> **Extracted data entries**

===============

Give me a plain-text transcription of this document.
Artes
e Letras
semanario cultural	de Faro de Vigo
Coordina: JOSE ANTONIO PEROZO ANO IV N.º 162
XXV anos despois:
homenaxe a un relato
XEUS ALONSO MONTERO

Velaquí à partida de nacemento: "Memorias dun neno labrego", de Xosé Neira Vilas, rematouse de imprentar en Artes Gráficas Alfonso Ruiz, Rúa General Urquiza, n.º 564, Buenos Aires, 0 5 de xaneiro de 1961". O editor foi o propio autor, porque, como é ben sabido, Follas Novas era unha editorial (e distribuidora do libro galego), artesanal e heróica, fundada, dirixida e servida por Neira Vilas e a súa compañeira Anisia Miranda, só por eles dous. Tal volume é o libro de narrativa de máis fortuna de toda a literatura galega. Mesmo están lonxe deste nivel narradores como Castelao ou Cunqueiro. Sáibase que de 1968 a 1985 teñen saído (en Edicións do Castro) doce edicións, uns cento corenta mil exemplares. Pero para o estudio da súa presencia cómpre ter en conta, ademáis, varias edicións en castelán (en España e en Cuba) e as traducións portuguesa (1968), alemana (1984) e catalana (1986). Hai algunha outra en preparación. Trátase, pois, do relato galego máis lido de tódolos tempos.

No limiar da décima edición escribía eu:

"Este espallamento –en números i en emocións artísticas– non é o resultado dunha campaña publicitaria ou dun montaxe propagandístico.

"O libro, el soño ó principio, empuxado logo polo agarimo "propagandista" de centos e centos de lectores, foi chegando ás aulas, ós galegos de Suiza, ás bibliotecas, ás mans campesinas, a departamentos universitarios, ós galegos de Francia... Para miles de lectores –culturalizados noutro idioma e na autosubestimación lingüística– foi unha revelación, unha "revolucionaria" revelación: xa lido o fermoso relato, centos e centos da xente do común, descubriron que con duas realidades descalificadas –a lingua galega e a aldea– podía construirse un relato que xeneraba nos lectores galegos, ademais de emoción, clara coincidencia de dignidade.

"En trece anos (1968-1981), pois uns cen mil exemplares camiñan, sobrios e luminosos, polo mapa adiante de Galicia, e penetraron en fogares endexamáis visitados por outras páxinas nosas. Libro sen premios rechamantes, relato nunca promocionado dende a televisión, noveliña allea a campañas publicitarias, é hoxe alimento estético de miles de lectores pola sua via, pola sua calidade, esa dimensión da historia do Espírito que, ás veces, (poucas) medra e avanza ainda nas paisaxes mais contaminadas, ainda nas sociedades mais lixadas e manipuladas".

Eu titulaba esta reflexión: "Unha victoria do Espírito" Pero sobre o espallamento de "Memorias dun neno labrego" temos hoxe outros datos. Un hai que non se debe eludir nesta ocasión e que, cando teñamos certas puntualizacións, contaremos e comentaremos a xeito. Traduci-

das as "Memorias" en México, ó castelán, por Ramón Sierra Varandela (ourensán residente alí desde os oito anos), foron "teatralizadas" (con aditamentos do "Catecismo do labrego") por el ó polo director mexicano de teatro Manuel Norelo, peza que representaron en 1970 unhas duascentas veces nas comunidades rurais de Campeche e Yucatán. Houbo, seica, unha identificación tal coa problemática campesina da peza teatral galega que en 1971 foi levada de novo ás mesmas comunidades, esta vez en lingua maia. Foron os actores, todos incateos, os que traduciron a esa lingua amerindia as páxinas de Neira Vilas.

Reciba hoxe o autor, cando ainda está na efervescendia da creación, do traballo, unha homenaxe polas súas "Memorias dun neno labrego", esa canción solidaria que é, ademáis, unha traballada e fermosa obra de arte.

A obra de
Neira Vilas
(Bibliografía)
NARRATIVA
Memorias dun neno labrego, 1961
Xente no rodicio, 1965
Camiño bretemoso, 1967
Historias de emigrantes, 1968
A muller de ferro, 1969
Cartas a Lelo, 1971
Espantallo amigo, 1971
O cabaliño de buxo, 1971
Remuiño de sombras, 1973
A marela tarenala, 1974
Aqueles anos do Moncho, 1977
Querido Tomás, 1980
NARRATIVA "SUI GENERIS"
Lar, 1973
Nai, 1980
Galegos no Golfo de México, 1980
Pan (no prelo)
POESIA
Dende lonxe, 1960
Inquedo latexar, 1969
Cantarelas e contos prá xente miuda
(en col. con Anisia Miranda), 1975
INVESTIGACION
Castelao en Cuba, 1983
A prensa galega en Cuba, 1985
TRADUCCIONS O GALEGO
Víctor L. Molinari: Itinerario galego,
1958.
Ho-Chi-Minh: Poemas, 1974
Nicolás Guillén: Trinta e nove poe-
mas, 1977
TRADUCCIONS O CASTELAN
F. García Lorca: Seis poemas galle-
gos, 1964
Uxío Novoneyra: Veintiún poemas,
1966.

===============

> **OBJECTIVE**
Each record above should be restated word for word.

> **TASK ANSWER**
Give me a plain-text transcription of this document.
Artes
e Letras
semanario cultural	de Faro de Vigo
Coordina: JOSE ANTONIO PEROZO ANO IV N.º 162
XXV anos despois:
homenaxe a un relato
XEUS ALONSO MONTERO

Velaquí à partida de nacemento: "Memorias dun neno labrego", de Xosé Neira Vilas, rematouse de imprentar en Artes Gráficas Alfonso Ruiz, Rúa General Urquiza, n.º 564, Buenos Aires, 0 5 de xaneiro de 1961". O editor foi o propio autor, porque, como é ben sabido, Follas Novas era unha editorial (e distribuidora do libro galego), artesanal e heróica, fundada, dirixida e servida por Neira Vilas e a súa compañeira Anisia Miranda, só por eles dous. Tal volume é o libro de narrativa de máis fortuna de toda a literatura galega. Mesmo están lonxe deste nivel narradores como Castelao ou Cunqueiro. Sáibase que de 1968 a 1985 teñen saído (en Edicións do Castro) doce edicións, uns cento corenta mil exemplares. Pero para o estudio da súa presencia cómpre ter en conta, ademáis, varias edicións en castelán (en España e en Cuba) e as traducións portuguesa (1968), alemana (1984) e catalana (1986). Hai algunha outra en preparación. Trátase, pois, do relato galego máis lido de tódolos tempos.

No limiar da décima edición escribía eu:

"Este espallamento –en números i en emocións artísticas– non é o resultado dunha campaña publicitaria ou dun montaxe propagandístico.

"O libro, el soño ó principio, empuxado logo polo agarimo "propagandista" de centos e centos de lectores, foi chegando ás aulas, ós galegos de Suiza, ás bibliotecas, ás mans campesinas, a departamentos universitarios, ós galegos de Francia... Para miles de lectores –culturalizados noutro idioma e na autosubestimación lingüística– foi unha revelación, unha "revolucionaria" revelación: xa lido o fermoso relato, centos e centos da xente do común, descubriron que con duas realidades descalificadas –a lingua galega e a aldea– podía construirse un relato que xeneraba nos lectores galegos, ademais de emoción, clara coincidencia de dignidade.

"En trece anos (1968-1981), pois uns cen mil exemplares camiñan, sobrios e luminosos, polo mapa adiante de Galicia, e penetraron en fogares endexamáis visitados por outras páxinas nosas. Libro sen premios rechamantes, relato nunca promocionado dende a televisión, noveliña allea a campañas publicitarias, é hoxe alimento estético de miles de lectores pola sua via, pola sua calidade, esa dimensión da historia do Espírito que, ás veces, (poucas) medra e avanza ainda nas paisaxes mais contaminadas, ainda nas sociedades mais lixadas e manipuladas".

Eu titulaba esta reflexión: "Unha victoria do Espírito" Pero sobre o espallamento de "Memorias dun neno labrego" temos hoxe outros datos. Un hai que non se debe eludir nesta ocasión e que, cando teñamos certas puntualizacións, contaremos e comentaremos a xeito. Traduci-

das as "Memorias" en México, ó castelán, por Ramón Sierra Varandela (ourensán residente alí desde os oito anos), foron "teatralizadas" (con aditamentos do "Catecismo do labrego") por el ó polo director mexicano de teatro Manuel Norelo, peza que representaron en 1970 unhas duascentas veces nas comunidades rurais de Campeche e Yucatán. Houbo, seica, unha identificación tal coa problemática campesina da peza teatral galega que en 1971 foi levada de novo ás mesmas comunidades, esta vez en lingua maia. Foron os actores, todos incateos, os que traduciron a esa lingua amerindia as páxinas de Neira Vilas.

Reciba hoxe o autor, cando ainda está na efervescendia da creación, do traballo, unha homenaxe polas súas "Memorias dun neno labrego", esa canción solidaria que é, ademáis, unha traballada e fermosa obra de arte.

A obra de
Neira Vilas
(Bibliografía)
NARRATIVA
Memorias dun neno labrego, 1961
Xente no rodicio, 1965
Camiño bretemoso, 1967
Historias de emigrantes, 1968
A muller de ferro, 1969
Cartas a Lelo, 1971
Espantallo amigo, 1971
O cabaliño de buxo, 1971
Remuiño de sombras, 1973
A marela tarenala, 1974
Aqueles anos do Moncho, 1977
Querido Tomás, 1980
NARRATIVA "SUI GENERIS"
Lar, 1973
Nai, 1980
Galegos no Golfo de México, 1980
Pan (no prelo)
POESIA
Dende lonxe, 1960
Inquedo latexar, 1969
Cantarelas e contos prá xente miuda
(en col. con Anisia Miranda), 1975
INVESTIGACION
Castelao en Cuba, 1983
A prensa galega en Cuba, 1985
TRADUCCIONS O GALEGO
Víctor L. Molinari: Itinerario galego,
1958.
Ho-Chi-Minh: Poemas, 1974
Nicolás Guillén: Trinta e nove poe-
mas, 1977
TRADUCCIONS O CASTELAN
F. García Lorca: Seis poemas galle-
gos, 1964
Uxío Novoneyra: Veintiún poemas,
1966.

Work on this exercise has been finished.